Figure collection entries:
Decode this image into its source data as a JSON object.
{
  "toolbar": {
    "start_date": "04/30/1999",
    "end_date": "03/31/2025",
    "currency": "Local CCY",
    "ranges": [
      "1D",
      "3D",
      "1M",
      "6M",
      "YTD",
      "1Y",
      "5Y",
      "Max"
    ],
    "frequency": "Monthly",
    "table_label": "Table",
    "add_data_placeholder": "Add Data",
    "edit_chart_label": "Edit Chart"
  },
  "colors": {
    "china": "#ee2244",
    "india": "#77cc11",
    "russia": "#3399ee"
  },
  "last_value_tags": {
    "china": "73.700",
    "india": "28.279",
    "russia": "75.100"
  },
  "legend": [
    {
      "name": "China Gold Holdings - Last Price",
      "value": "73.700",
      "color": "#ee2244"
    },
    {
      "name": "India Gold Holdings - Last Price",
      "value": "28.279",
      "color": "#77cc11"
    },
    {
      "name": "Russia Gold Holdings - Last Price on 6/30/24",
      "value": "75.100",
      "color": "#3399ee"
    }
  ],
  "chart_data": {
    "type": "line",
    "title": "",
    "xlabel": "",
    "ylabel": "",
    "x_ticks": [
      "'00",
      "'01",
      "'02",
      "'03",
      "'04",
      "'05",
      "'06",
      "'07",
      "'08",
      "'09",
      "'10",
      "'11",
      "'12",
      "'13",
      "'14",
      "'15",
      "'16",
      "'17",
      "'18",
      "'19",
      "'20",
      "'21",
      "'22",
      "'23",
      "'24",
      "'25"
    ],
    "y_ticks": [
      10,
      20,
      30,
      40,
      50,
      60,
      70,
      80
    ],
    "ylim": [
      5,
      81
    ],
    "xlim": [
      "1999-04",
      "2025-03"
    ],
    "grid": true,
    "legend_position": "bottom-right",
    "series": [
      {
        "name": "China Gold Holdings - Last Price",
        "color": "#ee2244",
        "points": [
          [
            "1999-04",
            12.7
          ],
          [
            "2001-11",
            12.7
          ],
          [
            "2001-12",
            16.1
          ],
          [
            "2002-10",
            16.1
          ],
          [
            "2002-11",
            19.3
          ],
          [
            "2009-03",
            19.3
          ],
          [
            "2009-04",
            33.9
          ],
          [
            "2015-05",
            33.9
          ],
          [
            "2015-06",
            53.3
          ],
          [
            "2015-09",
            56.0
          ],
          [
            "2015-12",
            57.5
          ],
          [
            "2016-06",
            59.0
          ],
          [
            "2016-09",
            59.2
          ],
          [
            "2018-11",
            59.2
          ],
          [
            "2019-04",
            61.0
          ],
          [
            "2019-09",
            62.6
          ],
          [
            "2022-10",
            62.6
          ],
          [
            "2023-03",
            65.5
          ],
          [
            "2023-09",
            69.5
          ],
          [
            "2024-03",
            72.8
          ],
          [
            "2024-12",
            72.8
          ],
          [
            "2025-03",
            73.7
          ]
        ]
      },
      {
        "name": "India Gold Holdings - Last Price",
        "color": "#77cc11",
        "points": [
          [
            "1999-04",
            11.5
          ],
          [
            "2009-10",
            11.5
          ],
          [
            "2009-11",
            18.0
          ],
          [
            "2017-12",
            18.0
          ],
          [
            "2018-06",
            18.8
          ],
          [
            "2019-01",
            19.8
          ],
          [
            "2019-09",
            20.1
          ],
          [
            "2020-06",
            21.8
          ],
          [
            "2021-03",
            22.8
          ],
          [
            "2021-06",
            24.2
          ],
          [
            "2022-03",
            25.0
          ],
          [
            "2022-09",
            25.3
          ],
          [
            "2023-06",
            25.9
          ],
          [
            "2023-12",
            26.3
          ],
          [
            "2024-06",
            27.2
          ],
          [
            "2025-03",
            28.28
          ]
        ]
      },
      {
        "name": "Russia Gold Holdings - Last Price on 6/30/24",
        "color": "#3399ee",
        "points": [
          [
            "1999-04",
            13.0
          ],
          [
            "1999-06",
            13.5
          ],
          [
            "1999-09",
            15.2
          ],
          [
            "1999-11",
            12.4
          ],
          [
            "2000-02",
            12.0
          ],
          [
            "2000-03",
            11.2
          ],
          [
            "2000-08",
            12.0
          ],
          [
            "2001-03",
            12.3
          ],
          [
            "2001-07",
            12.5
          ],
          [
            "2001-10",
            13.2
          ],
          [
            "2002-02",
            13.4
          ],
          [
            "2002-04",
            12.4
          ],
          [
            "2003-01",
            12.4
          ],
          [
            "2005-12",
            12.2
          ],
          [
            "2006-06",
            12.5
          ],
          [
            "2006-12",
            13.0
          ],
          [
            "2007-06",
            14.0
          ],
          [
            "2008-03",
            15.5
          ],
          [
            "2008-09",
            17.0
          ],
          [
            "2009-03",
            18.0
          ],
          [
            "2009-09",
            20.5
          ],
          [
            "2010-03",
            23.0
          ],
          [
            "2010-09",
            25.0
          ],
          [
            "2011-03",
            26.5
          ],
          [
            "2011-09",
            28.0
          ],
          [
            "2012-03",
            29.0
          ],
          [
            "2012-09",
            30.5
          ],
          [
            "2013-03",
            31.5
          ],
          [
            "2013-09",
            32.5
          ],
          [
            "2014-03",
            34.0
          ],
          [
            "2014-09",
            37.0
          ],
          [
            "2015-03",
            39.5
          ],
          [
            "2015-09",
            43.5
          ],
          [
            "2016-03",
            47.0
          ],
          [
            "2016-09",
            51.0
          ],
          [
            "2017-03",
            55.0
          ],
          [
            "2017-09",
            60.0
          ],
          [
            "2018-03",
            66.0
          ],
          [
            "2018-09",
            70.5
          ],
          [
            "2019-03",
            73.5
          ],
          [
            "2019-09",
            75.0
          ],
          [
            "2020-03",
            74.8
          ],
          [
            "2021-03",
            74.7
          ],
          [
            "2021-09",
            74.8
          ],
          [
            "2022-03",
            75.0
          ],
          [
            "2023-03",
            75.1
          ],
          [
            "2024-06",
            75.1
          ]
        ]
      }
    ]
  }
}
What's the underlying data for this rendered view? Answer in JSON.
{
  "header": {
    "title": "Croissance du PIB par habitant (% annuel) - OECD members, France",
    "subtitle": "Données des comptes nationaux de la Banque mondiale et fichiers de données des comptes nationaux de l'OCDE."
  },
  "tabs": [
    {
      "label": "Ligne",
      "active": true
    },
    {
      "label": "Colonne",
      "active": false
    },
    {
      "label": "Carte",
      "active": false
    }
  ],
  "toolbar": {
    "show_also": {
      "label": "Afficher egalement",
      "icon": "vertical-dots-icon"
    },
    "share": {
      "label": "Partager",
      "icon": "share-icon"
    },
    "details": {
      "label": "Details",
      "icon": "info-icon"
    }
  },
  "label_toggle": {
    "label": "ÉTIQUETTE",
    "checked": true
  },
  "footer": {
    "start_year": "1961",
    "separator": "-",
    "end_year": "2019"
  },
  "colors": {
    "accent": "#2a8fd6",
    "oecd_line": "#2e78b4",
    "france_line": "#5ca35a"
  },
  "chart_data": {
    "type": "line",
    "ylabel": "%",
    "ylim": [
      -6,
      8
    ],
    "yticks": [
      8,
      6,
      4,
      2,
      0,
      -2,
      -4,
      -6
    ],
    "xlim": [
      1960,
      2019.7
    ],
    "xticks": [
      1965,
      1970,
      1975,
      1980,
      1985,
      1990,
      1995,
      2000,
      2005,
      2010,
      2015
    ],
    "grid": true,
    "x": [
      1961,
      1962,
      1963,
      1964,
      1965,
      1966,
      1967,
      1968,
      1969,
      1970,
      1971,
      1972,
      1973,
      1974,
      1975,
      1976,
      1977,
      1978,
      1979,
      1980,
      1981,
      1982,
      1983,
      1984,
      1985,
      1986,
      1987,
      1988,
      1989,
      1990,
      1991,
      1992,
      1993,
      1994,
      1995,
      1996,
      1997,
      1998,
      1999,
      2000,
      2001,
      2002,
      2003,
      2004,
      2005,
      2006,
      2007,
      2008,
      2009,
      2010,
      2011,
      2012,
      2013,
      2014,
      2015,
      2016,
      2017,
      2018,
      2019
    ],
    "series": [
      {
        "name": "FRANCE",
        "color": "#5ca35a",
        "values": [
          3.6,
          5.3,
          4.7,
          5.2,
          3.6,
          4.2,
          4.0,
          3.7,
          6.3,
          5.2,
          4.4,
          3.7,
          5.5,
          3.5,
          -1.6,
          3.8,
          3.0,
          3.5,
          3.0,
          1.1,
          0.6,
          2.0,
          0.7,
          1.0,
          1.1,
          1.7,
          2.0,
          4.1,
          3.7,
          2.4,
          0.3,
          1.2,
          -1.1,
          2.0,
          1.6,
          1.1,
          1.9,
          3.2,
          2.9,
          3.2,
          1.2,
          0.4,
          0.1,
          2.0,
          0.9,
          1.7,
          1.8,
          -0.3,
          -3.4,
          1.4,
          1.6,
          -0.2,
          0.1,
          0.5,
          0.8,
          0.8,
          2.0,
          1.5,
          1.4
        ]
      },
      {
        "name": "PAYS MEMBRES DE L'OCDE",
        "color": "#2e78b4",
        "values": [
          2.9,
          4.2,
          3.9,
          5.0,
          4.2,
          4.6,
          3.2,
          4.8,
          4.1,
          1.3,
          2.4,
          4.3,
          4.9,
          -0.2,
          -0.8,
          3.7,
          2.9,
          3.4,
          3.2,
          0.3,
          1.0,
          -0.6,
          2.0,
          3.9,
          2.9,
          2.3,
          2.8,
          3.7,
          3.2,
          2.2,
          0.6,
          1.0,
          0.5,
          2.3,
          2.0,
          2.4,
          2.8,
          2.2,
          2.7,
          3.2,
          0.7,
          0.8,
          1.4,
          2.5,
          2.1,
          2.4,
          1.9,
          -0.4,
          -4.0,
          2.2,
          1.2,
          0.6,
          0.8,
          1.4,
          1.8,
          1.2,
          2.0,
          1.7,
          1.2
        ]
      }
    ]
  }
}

* [Challenge]:
Extract every line above that contains the word "Holdings".

* [Answer to the exercise]:
      "name": "China Gold Holdings - Last Price",
      "name": "India Gold Holdings - Last Price",
      "name": "Russia Gold Holdings - Last Price on 6/30/24",
        "name": "China Gold Holdings - Last Price",
        "name": "India Gold Holdings - Last Price",
        "name": "Russia Gold Holdings - Last Price on 6/30/24",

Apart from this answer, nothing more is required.